* [Aim]: Output all lines exactly.

------ Input for this task ------

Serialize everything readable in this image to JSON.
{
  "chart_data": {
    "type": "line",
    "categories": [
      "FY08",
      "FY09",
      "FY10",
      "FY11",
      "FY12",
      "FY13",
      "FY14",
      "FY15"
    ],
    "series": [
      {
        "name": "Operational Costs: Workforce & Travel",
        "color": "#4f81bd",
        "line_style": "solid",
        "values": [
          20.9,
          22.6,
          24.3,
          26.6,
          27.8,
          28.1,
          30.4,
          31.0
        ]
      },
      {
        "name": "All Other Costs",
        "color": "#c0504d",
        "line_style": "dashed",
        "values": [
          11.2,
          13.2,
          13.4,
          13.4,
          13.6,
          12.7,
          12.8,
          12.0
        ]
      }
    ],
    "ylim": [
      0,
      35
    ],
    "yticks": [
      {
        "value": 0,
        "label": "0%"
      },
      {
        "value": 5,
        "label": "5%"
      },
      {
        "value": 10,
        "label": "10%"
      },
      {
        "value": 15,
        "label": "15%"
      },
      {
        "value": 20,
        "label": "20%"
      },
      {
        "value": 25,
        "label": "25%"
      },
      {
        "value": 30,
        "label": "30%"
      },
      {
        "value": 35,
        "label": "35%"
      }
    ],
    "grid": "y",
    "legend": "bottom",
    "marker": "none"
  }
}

------

* [Solution]:
Serialize everything readable in this image to JSON.
{
  "chart_data": {
    "type": "line",
    "categories": [
      "FY08",
      "FY09",
      "FY10",
      "FY11",
      "FY12",
      "FY13",
      "FY14",
      "FY15"
    ],
    "series": [
      {
        "name": "Operational Costs: Workforce & Travel",
        "color": "#4f81bd",
        "line_style": "solid",
        "values": [
          20.9,
          22.6,
          24.3,
          26.6,
          27.8,
          28.1,
          30.4,
          31.0
        ]
      },
      {
        "name": "All Other Costs",
        "color": "#c0504d",
        "line_style": "dashed",
        "values": [
          11.2,
          13.2,
          13.4,
          13.4,
          13.6,
          12.7,
          12.8,
          12.0
        ]
      }
    ],
    "ylim": [
      0,
      35
    ],
    "yticks": [
      {
        "value": 0,
        "label": "0%"
      },
      {
        "value": 5,
        "label": "5%"
      },
      {
        "value": 10,
        "label": "10%"
      },
      {
        "value": 15,
        "label": "15%"
      },
      {
        "value": 20,
        "label": "20%"
      },
      {
        "value": 25,
        "label": "25%"
      },
      {
        "value": 30,
        "label": "30%"
      },
      {
        "value": 35,
        "label": "35%"
      }
    ],
    "grid": "y",
    "legend": "bottom",
    "marker": "none"
  }
}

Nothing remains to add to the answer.